[BEGIN Records to use]
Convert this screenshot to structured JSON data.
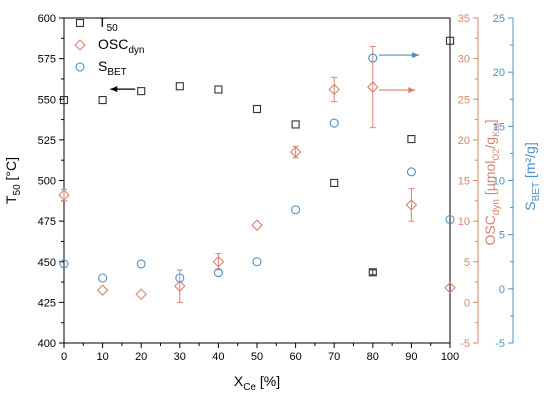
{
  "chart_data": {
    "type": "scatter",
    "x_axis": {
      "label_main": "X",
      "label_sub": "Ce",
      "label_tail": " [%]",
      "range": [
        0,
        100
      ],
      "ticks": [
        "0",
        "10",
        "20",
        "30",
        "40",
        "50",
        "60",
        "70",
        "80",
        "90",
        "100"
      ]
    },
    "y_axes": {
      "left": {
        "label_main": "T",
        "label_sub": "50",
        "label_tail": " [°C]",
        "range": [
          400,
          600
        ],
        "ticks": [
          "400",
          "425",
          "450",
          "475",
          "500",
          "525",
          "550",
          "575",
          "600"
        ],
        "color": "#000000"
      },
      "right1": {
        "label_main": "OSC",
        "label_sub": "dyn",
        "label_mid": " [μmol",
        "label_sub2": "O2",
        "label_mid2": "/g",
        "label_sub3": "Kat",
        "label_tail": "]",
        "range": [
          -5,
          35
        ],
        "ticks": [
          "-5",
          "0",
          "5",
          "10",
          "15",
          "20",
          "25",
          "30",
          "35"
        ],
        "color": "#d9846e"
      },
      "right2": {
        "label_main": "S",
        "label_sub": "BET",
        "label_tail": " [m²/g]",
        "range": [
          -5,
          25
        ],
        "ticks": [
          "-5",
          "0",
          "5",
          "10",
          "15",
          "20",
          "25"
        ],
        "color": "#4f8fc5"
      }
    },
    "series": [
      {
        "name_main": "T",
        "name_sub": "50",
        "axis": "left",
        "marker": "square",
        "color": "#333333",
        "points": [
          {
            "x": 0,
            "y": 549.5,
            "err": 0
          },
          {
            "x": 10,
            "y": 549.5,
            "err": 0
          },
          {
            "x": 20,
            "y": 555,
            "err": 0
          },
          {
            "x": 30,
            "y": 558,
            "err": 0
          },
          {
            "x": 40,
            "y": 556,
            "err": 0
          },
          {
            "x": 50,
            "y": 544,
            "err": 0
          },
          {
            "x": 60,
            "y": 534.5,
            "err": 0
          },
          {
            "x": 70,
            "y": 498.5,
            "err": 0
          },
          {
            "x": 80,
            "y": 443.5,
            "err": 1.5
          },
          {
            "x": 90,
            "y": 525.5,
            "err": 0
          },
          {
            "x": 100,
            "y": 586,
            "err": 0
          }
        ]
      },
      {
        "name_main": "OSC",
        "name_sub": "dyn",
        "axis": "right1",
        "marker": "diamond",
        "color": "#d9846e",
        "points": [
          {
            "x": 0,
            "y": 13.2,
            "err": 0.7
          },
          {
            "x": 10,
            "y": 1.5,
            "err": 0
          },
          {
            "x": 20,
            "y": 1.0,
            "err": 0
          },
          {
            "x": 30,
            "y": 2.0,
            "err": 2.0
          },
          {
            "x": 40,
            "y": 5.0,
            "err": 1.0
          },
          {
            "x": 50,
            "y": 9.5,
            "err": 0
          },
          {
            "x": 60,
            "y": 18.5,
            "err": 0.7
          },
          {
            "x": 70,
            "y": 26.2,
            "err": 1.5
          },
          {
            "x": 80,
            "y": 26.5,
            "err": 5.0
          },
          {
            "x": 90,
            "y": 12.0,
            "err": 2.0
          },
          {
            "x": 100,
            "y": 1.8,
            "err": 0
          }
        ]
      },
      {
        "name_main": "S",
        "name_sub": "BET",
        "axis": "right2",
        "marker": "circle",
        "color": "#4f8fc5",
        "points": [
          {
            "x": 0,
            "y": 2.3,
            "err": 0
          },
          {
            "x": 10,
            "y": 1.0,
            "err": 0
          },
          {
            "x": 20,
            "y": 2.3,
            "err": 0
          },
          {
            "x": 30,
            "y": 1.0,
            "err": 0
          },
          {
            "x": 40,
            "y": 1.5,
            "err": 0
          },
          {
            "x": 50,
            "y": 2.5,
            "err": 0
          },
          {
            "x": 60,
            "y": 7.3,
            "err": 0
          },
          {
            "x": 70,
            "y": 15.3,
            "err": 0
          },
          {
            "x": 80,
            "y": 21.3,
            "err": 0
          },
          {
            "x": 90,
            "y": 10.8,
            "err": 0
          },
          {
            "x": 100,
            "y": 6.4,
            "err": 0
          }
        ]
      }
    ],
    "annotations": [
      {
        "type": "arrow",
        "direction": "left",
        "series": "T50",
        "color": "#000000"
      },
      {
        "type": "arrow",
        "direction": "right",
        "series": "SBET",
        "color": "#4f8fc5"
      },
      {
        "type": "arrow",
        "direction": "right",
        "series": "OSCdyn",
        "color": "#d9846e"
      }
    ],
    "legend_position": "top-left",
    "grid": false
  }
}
[END Records to use]
Exercise directions: Give all the lines above again, character for character, without pictures.

Task response:
Convert this screenshot to structured JSON data.
{
  "chart_data": {
    "type": "scatter",
    "x_axis": {
      "label_main": "X",
      "label_sub": "Ce",
      "label_tail": " [%]",
      "range": [
        0,
        100
      ],
      "ticks": [
        "0",
        "10",
        "20",
        "30",
        "40",
        "50",
        "60",
        "70",
        "80",
        "90",
        "100"
      ]
    },
    "y_axes": {
      "left": {
        "label_main": "T",
        "label_sub": "50",
        "label_tail": " [°C]",
        "range": [
          400,
          600
        ],
        "ticks": [
          "400",
          "425",
          "450",
          "475",
          "500",
          "525",
          "550",
          "575",
          "600"
        ],
        "color": "#000000"
      },
      "right1": {
        "label_main": "OSC",
        "label_sub": "dyn",
        "label_mid": " [μmol",
        "label_sub2": "O2",
        "label_mid2": "/g",
        "label_sub3": "Kat",
        "label_tail": "]",
        "range": [
          -5,
          35
        ],
        "ticks": [
          "-5",
          "0",
          "5",
          "10",
          "15",
          "20",
          "25",
          "30",
          "35"
        ],
        "color": "#d9846e"
      },
      "right2": {
        "label_main": "S",
        "label_sub": "BET",
        "label_tail": " [m²/g]",
        "range": [
          -5,
          25
        ],
        "ticks": [
          "-5",
          "0",
          "5",
          "10",
          "15",
          "20",
          "25"
        ],
        "color": "#4f8fc5"
      }
    },
    "series": [
      {
        "name_main": "T",
        "name_sub": "50",
        "axis": "left",
        "marker": "square",
        "color": "#333333",
        "points": [
          {
            "x": 0,
            "y": 549.5,
            "err": 0
          },
          {
            "x": 10,
            "y": 549.5,
            "err": 0
          },
          {
            "x": 20,
            "y": 555,
            "err": 0
          },
          {
            "x": 30,
            "y": 558,
            "err": 0
          },
          {
            "x": 40,
            "y": 556,
            "err": 0
          },
          {
            "x": 50,
            "y": 544,
            "err": 0
          },
          {
            "x": 60,
            "y": 534.5,
            "err": 0
          },
          {
            "x": 70,
            "y": 498.5,
            "err": 0
          },
          {
            "x": 80,
            "y": 443.5,
            "err": 1.5
          },
          {
            "x": 90,
            "y": 525.5,
            "err": 0
          },
          {
            "x": 100,
            "y": 586,
            "err": 0
          }
        ]
      },
      {
        "name_main": "OSC",
        "name_sub": "dyn",
        "axis": "right1",
        "marker": "diamond",
        "color": "#d9846e",
        "points": [
          {
            "x": 0,
            "y": 13.2,
            "err": 0.7
          },
          {
            "x": 10,
            "y": 1.5,
            "err": 0
          },
          {
            "x": 20,
            "y": 1.0,
            "err": 0
          },
          {
            "x": 30,
            "y": 2.0,
            "err": 2.0
          },
          {
            "x": 40,
            "y": 5.0,
            "err": 1.0
          },
          {
            "x": 50,
            "y": 9.5,
            "err": 0
          },
          {
            "x": 60,
            "y": 18.5,
            "err": 0.7
          },
          {
            "x": 70,
            "y": 26.2,
            "err": 1.5
          },
          {
            "x": 80,
            "y": 26.5,
            "err": 5.0
          },
          {
            "x": 90,
            "y": 12.0,
            "err": 2.0
          },
          {
            "x": 100,
            "y": 1.8,
            "err": 0
          }
        ]
      },
      {
        "name_main": "S",
        "name_sub": "BET",
        "axis": "right2",
        "marker": "circle",
        "color": "#4f8fc5",
        "points": [
          {
            "x": 0,
            "y": 2.3,
            "err": 0
          },
          {
            "x": 10,
            "y": 1.0,
            "err": 0
          },
          {
            "x": 20,
            "y": 2.3,
            "err": 0
          },
          {
            "x": 30,
            "y": 1.0,
            "err": 0
          },
          {
            "x": 40,
            "y": 1.5,
            "err": 0
          },
          {
            "x": 50,
            "y": 2.5,
            "err": 0
          },
          {
            "x": 60,
            "y": 7.3,
            "err": 0
          },
          {
            "x": 70,
            "y": 15.3,
            "err": 0
          },
          {
            "x": 80,
            "y": 21.3,
            "err": 0
          },
          {
            "x": 90,
            "y": 10.8,
            "err": 0
          },
          {
            "x": 100,
            "y": 6.4,
            "err": 0
          }
        ]
      }
    ],
    "annotations": [
      {
        "type": "arrow",
        "direction": "left",
        "series": "T50",
        "color": "#000000"
      },
      {
        "type": "arrow",
        "direction": "right",
        "series": "SBET",
        "color": "#4f8fc5"
      },
      {
        "type": "arrow",
        "direction": "right",
        "series": "OSCdyn",
        "color": "#d9846e"
      }
    ],
    "legend_position": "top-left",
    "grid": false
  }
}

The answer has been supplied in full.